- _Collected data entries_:
__________

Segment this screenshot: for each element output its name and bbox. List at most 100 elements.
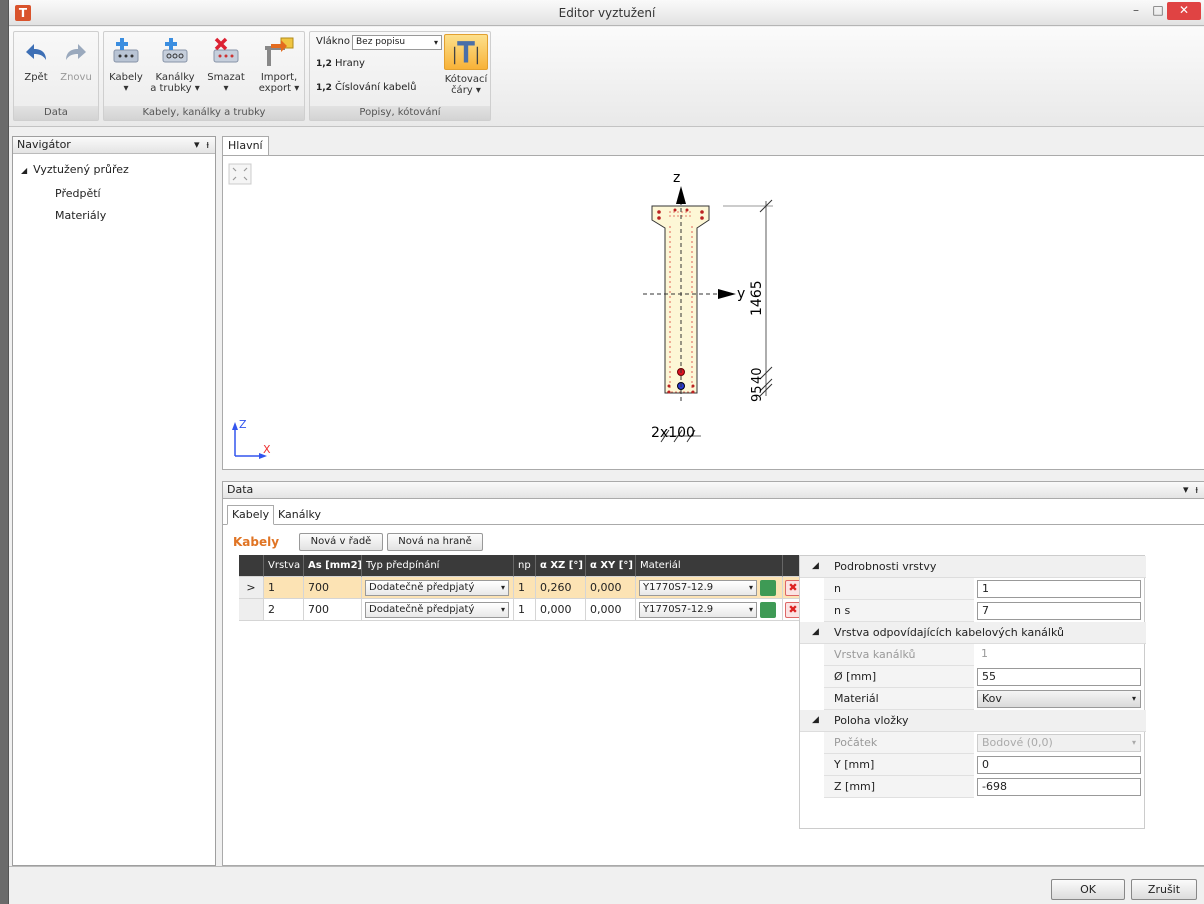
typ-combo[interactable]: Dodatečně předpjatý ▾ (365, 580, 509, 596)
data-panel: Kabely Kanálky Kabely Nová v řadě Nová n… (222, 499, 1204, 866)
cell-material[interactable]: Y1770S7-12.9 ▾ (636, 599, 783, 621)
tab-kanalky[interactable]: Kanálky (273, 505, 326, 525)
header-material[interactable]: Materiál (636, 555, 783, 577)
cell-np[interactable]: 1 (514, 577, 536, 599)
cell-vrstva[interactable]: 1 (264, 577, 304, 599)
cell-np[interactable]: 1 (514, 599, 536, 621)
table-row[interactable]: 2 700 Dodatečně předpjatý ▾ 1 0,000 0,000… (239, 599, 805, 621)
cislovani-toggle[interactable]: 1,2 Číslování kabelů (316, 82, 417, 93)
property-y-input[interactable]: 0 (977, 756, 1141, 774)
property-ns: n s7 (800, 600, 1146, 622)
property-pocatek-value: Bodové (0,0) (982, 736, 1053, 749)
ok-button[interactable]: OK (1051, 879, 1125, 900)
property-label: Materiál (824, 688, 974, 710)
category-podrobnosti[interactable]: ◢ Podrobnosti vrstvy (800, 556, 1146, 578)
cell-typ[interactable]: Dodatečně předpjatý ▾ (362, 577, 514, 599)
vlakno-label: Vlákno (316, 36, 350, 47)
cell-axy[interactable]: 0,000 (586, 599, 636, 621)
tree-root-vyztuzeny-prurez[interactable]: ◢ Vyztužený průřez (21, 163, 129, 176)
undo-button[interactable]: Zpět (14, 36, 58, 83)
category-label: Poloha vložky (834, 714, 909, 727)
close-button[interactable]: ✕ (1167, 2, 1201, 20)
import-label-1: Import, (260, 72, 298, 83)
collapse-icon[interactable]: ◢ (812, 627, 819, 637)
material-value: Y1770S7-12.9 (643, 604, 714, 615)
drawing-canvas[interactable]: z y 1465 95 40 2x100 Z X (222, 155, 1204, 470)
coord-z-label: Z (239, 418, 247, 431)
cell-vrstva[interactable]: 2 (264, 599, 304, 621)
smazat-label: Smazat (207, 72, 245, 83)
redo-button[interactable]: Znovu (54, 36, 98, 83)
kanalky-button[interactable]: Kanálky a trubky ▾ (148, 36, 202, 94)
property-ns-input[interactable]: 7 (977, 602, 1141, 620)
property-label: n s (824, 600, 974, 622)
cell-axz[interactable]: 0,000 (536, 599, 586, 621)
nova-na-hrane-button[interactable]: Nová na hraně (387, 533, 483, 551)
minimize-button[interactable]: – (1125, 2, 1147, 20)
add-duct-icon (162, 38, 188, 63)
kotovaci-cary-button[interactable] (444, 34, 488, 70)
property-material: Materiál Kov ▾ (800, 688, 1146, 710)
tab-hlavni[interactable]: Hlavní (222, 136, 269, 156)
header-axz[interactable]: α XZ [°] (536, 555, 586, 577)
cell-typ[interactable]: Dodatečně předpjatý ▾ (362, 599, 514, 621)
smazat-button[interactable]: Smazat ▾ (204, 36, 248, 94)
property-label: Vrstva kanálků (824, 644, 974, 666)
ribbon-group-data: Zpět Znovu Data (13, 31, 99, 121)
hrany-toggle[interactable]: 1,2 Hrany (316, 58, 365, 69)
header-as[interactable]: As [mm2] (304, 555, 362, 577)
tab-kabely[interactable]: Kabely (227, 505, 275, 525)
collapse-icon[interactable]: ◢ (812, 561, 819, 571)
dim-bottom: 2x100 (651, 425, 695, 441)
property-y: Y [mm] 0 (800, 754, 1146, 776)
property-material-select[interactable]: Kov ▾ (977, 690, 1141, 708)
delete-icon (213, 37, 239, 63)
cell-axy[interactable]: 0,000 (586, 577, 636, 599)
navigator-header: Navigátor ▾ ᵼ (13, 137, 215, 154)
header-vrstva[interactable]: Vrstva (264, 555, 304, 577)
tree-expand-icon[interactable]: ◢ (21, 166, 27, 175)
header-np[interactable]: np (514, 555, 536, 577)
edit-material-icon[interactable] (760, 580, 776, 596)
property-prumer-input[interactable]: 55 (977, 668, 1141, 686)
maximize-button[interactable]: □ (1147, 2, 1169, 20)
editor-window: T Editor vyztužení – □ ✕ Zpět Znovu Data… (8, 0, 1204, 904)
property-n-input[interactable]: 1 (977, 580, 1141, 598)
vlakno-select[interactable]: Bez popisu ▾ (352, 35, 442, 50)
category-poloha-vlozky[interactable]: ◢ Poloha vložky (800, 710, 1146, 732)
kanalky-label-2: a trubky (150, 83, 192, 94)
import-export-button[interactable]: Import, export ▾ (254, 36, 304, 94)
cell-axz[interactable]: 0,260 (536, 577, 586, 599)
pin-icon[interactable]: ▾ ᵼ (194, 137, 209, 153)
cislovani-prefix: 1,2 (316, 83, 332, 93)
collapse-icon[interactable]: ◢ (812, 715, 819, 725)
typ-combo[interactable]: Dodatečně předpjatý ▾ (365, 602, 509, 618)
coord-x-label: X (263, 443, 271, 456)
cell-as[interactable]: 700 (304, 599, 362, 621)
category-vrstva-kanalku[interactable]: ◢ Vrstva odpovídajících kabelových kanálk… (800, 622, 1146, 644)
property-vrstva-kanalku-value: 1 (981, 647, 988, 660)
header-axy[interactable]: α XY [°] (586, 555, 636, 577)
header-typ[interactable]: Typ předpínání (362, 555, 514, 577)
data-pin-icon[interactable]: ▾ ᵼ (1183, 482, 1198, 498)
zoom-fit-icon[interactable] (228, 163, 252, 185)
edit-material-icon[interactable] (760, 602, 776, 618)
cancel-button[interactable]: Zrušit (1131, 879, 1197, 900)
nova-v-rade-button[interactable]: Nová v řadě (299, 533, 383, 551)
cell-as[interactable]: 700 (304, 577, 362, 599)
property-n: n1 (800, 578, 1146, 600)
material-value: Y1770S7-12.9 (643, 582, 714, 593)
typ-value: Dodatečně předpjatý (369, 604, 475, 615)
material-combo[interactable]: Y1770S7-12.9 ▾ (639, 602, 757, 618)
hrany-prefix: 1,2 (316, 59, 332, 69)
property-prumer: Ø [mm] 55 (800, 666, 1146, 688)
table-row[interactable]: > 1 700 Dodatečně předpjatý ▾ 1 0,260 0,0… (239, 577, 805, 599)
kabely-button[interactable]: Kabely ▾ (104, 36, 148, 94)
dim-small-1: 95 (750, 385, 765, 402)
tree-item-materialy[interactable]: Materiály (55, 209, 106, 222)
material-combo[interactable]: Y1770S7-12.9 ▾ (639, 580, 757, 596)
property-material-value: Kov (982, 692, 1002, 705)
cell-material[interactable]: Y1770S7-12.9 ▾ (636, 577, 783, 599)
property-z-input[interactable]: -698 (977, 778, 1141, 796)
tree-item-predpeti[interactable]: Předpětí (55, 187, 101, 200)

__________

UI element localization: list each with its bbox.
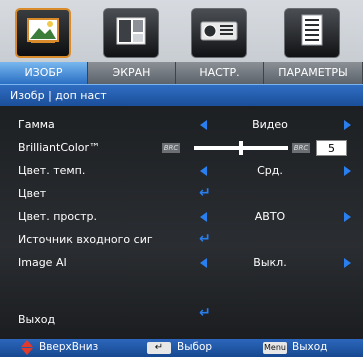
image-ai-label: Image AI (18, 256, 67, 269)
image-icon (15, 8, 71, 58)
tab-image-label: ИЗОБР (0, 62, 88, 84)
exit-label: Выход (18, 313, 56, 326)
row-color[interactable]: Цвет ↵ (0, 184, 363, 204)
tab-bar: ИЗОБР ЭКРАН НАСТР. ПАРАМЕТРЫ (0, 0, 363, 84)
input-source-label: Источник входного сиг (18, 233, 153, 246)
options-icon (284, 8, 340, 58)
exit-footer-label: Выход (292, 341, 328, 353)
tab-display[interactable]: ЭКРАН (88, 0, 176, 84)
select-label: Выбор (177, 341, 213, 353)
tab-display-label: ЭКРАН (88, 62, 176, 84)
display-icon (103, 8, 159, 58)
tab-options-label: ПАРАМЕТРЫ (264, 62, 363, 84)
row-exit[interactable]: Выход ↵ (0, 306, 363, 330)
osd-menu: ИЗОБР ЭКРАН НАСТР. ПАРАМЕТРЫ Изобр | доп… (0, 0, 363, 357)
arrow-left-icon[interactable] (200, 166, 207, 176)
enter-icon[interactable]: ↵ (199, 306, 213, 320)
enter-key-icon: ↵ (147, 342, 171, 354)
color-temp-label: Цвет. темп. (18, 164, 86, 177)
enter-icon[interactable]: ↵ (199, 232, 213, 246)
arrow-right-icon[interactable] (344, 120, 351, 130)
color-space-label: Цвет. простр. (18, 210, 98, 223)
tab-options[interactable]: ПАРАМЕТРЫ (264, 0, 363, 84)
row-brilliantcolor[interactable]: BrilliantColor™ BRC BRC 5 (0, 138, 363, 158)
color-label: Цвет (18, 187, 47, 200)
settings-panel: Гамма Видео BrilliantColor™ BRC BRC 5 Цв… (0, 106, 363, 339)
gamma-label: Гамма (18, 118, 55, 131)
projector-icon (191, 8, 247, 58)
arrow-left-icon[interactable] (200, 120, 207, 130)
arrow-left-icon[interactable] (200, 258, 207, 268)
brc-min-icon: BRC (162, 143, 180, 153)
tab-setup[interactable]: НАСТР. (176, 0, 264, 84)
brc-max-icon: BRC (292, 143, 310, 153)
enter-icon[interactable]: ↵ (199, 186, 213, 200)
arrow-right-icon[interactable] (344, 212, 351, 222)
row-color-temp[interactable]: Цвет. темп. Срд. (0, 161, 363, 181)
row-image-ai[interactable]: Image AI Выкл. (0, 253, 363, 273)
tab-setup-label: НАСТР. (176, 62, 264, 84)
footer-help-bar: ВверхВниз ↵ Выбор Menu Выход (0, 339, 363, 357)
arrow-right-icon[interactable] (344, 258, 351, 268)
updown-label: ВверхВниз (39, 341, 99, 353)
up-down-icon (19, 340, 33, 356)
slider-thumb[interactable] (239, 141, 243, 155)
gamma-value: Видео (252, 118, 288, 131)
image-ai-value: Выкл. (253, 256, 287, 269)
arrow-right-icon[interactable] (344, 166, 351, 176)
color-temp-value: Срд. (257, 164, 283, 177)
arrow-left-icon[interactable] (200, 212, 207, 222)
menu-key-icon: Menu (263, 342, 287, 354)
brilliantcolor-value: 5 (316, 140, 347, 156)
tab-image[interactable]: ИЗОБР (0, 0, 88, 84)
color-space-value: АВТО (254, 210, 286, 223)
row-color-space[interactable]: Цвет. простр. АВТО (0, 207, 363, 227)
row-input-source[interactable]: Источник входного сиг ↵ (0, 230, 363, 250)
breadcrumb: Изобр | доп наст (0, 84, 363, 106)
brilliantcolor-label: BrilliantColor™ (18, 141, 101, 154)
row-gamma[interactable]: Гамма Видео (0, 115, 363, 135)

__________

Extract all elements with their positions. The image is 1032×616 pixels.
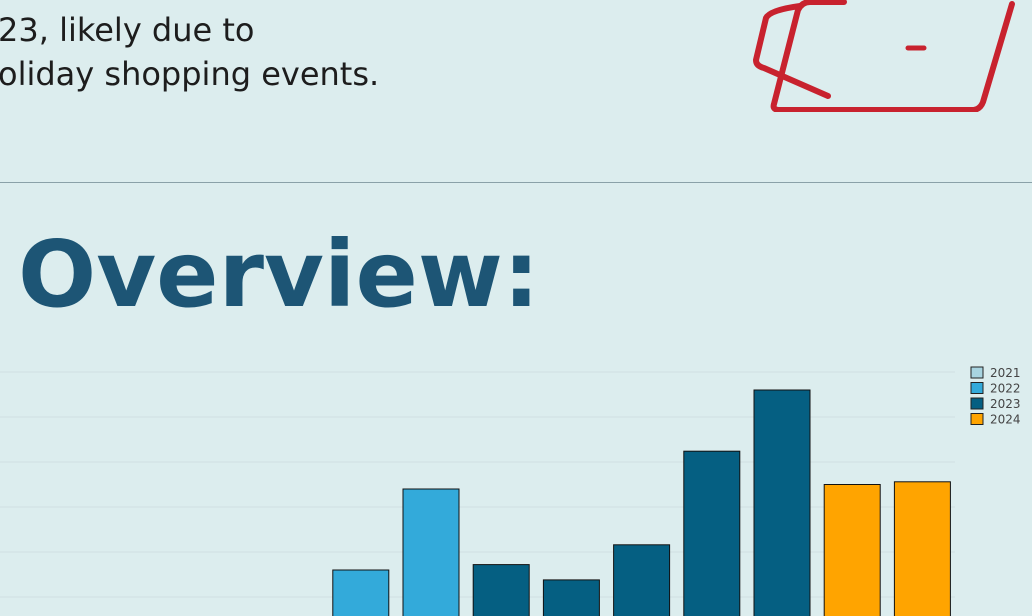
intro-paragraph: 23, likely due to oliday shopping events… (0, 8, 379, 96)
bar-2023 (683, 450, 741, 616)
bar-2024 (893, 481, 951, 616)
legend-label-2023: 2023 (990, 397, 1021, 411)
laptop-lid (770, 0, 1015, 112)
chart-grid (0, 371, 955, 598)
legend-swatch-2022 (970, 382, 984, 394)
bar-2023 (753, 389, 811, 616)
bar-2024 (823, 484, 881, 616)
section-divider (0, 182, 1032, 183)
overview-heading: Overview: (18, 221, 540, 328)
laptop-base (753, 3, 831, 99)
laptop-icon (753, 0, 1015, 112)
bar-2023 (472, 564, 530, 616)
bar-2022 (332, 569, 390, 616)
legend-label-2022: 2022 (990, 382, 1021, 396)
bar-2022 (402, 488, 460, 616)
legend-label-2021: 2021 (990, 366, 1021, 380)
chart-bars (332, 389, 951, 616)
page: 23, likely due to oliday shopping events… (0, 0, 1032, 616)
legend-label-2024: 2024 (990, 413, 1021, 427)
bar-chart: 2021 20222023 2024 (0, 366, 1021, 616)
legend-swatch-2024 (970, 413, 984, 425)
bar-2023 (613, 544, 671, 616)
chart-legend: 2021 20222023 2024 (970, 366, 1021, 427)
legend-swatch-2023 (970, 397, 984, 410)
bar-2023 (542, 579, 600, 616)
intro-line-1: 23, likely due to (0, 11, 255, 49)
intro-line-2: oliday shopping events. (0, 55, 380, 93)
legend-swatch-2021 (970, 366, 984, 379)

__________

- _EXERCISE BRIEF_: Copy the rows again word for word, beginning with the line that contains "image-ai-label: Image AI (18, 256, 67, 269)" and continuing through the line that contains "tab-bar: ИЗОБР ЭКРАН".

- _WRITTEN REPLY_:
image-ai-label: Image AI (18, 256, 67, 269)
image-icon (15, 8, 71, 58)
tab-image-label: ИЗОБР (0, 62, 88, 84)
exit-label: Выход (18, 313, 56, 326)
row-color[interactable]: Цвет ↵ (0, 184, 363, 204)
tab-bar: ИЗОБР ЭКРАН НАСТР. ПАРАМЕТРЫ (0, 0, 363, 84)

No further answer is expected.